DATA IN THIS EXERCISE:

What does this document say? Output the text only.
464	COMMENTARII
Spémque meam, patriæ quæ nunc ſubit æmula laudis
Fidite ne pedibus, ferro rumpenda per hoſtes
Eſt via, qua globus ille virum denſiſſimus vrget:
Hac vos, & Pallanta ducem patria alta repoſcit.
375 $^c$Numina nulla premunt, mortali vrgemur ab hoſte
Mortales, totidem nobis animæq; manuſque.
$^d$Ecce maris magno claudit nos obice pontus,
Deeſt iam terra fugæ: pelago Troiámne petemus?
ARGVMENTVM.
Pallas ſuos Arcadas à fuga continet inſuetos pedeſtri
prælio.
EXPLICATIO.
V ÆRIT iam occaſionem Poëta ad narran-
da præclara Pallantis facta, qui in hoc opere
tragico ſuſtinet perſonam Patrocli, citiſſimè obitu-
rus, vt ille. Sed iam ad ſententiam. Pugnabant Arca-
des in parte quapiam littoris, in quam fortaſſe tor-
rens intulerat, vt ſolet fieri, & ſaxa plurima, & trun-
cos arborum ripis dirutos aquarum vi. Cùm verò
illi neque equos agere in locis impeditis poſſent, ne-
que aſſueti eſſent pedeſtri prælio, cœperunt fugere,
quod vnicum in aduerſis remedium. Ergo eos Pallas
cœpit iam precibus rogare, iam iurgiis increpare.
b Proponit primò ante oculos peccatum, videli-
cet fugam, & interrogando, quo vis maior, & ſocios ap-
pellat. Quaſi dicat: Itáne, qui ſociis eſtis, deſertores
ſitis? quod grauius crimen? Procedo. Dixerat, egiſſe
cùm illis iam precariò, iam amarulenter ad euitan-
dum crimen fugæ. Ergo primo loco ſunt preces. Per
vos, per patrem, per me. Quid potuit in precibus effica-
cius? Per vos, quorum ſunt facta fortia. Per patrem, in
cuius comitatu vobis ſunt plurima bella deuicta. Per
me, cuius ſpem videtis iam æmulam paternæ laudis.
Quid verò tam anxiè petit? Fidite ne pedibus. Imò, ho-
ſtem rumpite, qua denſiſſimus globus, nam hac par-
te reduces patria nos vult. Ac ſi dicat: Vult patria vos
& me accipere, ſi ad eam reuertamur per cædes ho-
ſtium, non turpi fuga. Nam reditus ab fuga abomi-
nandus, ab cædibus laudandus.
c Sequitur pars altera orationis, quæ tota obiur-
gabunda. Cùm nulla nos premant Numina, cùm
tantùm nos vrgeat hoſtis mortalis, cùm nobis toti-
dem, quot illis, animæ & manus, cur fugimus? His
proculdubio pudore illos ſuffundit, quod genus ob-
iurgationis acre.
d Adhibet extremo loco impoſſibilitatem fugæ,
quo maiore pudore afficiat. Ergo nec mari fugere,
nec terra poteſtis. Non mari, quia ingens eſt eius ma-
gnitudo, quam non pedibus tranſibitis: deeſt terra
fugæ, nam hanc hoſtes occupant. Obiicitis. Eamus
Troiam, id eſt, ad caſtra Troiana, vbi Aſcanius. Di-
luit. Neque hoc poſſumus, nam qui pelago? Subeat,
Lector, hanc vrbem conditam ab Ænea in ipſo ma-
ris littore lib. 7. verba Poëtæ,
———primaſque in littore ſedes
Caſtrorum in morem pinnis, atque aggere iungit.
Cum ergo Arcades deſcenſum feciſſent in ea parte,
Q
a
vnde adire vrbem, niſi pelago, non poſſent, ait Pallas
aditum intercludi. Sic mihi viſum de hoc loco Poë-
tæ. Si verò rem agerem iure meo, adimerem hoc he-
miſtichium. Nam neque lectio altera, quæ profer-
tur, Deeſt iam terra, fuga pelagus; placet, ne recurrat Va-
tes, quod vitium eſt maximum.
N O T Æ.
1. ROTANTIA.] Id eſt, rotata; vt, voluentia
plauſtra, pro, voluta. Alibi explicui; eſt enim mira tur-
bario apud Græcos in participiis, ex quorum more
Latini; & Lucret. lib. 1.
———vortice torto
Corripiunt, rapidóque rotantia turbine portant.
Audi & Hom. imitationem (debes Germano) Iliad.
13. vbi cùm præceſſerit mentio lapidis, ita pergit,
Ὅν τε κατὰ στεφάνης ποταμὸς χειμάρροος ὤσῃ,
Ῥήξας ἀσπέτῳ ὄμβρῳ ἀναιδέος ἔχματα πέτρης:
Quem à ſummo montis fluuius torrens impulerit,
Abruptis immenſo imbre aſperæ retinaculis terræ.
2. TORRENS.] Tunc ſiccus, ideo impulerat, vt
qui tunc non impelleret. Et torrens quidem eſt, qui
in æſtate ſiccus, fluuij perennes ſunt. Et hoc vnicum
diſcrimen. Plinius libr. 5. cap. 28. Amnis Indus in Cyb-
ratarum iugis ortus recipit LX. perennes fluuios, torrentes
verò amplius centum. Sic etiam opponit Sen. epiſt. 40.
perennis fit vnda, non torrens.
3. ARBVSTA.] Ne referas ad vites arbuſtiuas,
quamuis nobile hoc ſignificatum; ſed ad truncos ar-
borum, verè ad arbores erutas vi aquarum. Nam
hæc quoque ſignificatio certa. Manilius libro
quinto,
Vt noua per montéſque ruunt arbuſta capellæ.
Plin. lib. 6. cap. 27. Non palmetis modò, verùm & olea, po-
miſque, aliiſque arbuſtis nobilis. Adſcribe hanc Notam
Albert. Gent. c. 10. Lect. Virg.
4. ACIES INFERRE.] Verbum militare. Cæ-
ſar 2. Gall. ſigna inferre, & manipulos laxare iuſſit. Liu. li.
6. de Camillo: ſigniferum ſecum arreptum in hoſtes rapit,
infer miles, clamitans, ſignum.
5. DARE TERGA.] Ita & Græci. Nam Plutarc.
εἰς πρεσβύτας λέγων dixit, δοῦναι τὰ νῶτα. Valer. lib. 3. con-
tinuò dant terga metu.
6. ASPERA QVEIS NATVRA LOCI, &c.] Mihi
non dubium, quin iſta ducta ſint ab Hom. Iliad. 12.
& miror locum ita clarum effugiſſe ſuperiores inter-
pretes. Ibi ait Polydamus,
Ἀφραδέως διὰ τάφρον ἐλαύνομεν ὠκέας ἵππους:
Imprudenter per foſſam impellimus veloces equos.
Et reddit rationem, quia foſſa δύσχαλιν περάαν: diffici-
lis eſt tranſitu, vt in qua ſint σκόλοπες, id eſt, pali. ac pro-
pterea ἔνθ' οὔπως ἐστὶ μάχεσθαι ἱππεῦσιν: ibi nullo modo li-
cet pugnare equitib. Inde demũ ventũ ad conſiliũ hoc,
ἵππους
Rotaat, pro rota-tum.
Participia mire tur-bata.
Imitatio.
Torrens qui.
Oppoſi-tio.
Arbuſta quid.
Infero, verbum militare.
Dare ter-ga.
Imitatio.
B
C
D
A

THE EXERCISE:
Please give back all of the records exactly as written.

COMPLETE ANSWER:
What does this document say? Output the text only.
464	COMMENTARII
Spémque meam, patriæ quæ nunc ſubit æmula laudis
Fidite ne pedibus, ferro rumpenda per hoſtes
Eſt via, qua globus ille virum denſiſſimus vrget:
Hac vos, & Pallanta ducem patria alta repoſcit.
375 $^c$Numina nulla premunt, mortali vrgemur ab hoſte
Mortales, totidem nobis animæq; manuſque.
$^d$Ecce maris magno claudit nos obice pontus,
Deeſt iam terra fugæ: pelago Troiámne petemus?
ARGVMENTVM.
Pallas ſuos Arcadas à fuga continet inſuetos pedeſtri
prælio.
EXPLICATIO.
V ÆRIT iam occaſionem Poëta ad narran-
da præclara Pallantis facta, qui in hoc opere
tragico ſuſtinet perſonam Patrocli, citiſſimè obitu-
rus, vt ille. Sed iam ad ſententiam. Pugnabant Arca-
des in parte quapiam littoris, in quam fortaſſe tor-
rens intulerat, vt ſolet fieri, & ſaxa plurima, & trun-
cos arborum ripis dirutos aquarum vi. Cùm verò
illi neque equos agere in locis impeditis poſſent, ne-
que aſſueti eſſent pedeſtri prælio, cœperunt fugere,
quod vnicum in aduerſis remedium. Ergo eos Pallas
cœpit iam precibus rogare, iam iurgiis increpare.
b Proponit primò ante oculos peccatum, videli-
cet fugam, & interrogando, quo vis maior, & ſocios ap-
pellat. Quaſi dicat: Itáne, qui ſociis eſtis, deſertores
ſitis? quod grauius crimen? Procedo. Dixerat, egiſſe
cùm illis iam precariò, iam amarulenter ad euitan-
dum crimen fugæ. Ergo primo loco ſunt preces. Per
vos, per patrem, per me. Quid potuit in precibus effica-
cius? Per vos, quorum ſunt facta fortia. Per patrem, in
cuius comitatu vobis ſunt plurima bella deuicta. Per
me, cuius ſpem videtis iam æmulam paternæ laudis.
Quid verò tam anxiè petit? Fidite ne pedibus. Imò, ho-
ſtem rumpite, qua denſiſſimus globus, nam hac par-
te reduces patria nos vult. Ac ſi dicat: Vult patria vos
& me accipere, ſi ad eam reuertamur per cædes ho-
ſtium, non turpi fuga. Nam reditus ab fuga abomi-
nandus, ab cædibus laudandus.
c Sequitur pars altera orationis, quæ tota obiur-
gabunda. Cùm nulla nos premant Numina, cùm
tantùm nos vrgeat hoſtis mortalis, cùm nobis toti-
dem, quot illis, animæ & manus, cur fugimus? His
proculdubio pudore illos ſuffundit, quod genus ob-
iurgationis acre.
d Adhibet extremo loco impoſſibilitatem fugæ,
quo maiore pudore afficiat. Ergo nec mari fugere,
nec terra poteſtis. Non mari, quia ingens eſt eius ma-
gnitudo, quam non pedibus tranſibitis: deeſt terra
fugæ, nam hanc hoſtes occupant. Obiicitis. Eamus
Troiam, id eſt, ad caſtra Troiana, vbi Aſcanius. Di-
luit. Neque hoc poſſumus, nam qui pelago? Subeat,
Lector, hanc vrbem conditam ab Ænea in ipſo ma-
ris littore lib. 7. verba Poëtæ,
———primaſque in littore ſedes
Caſtrorum in morem pinnis, atque aggere iungit.
Cum ergo Arcades deſcenſum feciſſent in ea parte,
Q
a
vnde adire vrbem, niſi pelago, non poſſent, ait Pallas
aditum intercludi. Sic mihi viſum de hoc loco Poë-
tæ. Si verò rem agerem iure meo, adimerem hoc he-
miſtichium. Nam neque lectio altera, quæ profer-
tur, Deeſt iam terra, fuga pelagus; placet, ne recurrat Va-
tes, quod vitium eſt maximum.
N O T Æ.
1. ROTANTIA.] Id eſt, rotata; vt, voluentia
plauſtra, pro, voluta. Alibi explicui; eſt enim mira tur-
bario apud Græcos in participiis, ex quorum more
Latini; & Lucret. lib. 1.
———vortice torto
Corripiunt, rapidóque rotantia turbine portant.
Audi & Hom. imitationem (debes Germano) Iliad.
13. vbi cùm præceſſerit mentio lapidis, ita pergit,
Ὅν τε κατὰ στεφάνης ποταμὸς χειμάρροος ὤσῃ,
Ῥήξας ἀσπέτῳ ὄμβρῳ ἀναιδέος ἔχματα πέτρης:
Quem à ſummo montis fluuius torrens impulerit,
Abruptis immenſo imbre aſperæ retinaculis terræ.
2. TORRENS.] Tunc ſiccus, ideo impulerat, vt
qui tunc non impelleret. Et torrens quidem eſt, qui
in æſtate ſiccus, fluuij perennes ſunt. Et hoc vnicum
diſcrimen. Plinius libr. 5. cap. 28. Amnis Indus in Cyb-
ratarum iugis ortus recipit LX. perennes fluuios, torrentes
verò amplius centum. Sic etiam opponit Sen. epiſt. 40.
perennis fit vnda, non torrens.
3. ARBVSTA.] Ne referas ad vites arbuſtiuas,
quamuis nobile hoc ſignificatum; ſed ad truncos ar-
borum, verè ad arbores erutas vi aquarum. Nam
hæc quoque ſignificatio certa. Manilius libro
quinto,
Vt noua per montéſque ruunt arbuſta capellæ.
Plin. lib. 6. cap. 27. Non palmetis modò, verùm & olea, po-
miſque, aliiſque arbuſtis nobilis. Adſcribe hanc Notam
Albert. Gent. c. 10. Lect. Virg.
4. ACIES INFERRE.] Verbum militare. Cæ-
ſar 2. Gall. ſigna inferre, & manipulos laxare iuſſit. Liu. li.
6. de Camillo: ſigniferum ſecum arreptum in hoſtes rapit,
infer miles, clamitans, ſignum.
5. DARE TERGA.] Ita & Græci. Nam Plutarc.
εἰς πρεσβύτας λέγων dixit, δοῦναι τὰ νῶτα. Valer. lib. 3. con-
tinuò dant terga metu.
6. ASPERA QVEIS NATVRA LOCI, &c.] Mihi
non dubium, quin iſta ducta ſint ab Hom. Iliad. 12.
& miror locum ita clarum effugiſſe ſuperiores inter-
pretes. Ibi ait Polydamus,
Ἀφραδέως διὰ τάφρον ἐλαύνομεν ὠκέας ἵππους:
Imprudenter per foſſam impellimus veloces equos.
Et reddit rationem, quia foſſa δύσχαλιν περάαν: diffici-
lis eſt tranſitu, vt in qua ſint σκόλοπες, id eſt, pali. ac pro-
pterea ἔνθ' οὔπως ἐστὶ μάχεσθαι ἱππεῦσιν: ibi nullo modo li-
cet pugnare equitib. Inde demũ ventũ ad conſiliũ hoc,
ἵππους
Rotaat, pro rota-tum.
Participia mire tur-bata.
Imitatio.
Torrens qui.
Oppoſi-tio.
Arbuſta quid.
Infero, verbum militare.
Dare ter-ga.
Imitatio.
B
C
D
A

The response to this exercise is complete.